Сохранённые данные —
+ + + +

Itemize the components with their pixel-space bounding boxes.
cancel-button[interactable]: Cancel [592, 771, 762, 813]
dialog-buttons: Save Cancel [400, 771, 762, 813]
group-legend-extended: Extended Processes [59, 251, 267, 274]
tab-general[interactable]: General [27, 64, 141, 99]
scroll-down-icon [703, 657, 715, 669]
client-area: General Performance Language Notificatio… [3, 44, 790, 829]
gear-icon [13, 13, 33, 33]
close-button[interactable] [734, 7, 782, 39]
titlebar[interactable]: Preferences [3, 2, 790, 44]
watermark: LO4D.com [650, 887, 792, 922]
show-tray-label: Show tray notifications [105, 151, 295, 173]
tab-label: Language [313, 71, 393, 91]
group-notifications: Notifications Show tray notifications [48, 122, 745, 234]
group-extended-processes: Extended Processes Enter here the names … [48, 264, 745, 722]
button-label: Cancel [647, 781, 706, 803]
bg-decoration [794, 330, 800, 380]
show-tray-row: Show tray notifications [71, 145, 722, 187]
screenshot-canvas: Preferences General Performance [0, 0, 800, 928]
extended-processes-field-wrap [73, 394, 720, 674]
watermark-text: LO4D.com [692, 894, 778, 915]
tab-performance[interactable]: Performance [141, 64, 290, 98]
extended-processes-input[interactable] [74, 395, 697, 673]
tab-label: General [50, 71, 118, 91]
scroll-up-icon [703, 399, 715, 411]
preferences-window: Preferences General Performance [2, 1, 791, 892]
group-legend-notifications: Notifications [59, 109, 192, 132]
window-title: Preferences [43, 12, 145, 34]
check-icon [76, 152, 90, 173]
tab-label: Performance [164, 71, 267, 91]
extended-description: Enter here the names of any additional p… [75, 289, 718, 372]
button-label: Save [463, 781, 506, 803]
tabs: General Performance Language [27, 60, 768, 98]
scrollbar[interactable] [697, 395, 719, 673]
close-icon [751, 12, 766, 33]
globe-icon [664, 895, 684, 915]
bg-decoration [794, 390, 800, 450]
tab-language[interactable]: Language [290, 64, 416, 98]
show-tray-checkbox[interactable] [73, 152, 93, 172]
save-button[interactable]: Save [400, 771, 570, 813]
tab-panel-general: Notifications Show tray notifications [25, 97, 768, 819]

+ + + +

Задание — Перепишите дословно записи от самого начала до строки, содержащей «titlebar[interactable]: Preferences [3, 2, 790, 44]». Эту строку тоже включите.

Ответ —
Itemize the components with their pixel-space bounding boxes.
cancel-button[interactable]: Cancel [592, 771, 762, 813]
dialog-buttons: Save Cancel [400, 771, 762, 813]
group-legend-extended: Extended Processes [59, 251, 267, 274]
tab-general[interactable]: General [27, 64, 141, 99]
scroll-down-icon [703, 657, 715, 669]
client-area: General Performance Language Notificatio… [3, 44, 790, 829]
gear-icon [13, 13, 33, 33]
close-button[interactable] [734, 7, 782, 39]
titlebar[interactable]: Preferences [3, 2, 790, 44]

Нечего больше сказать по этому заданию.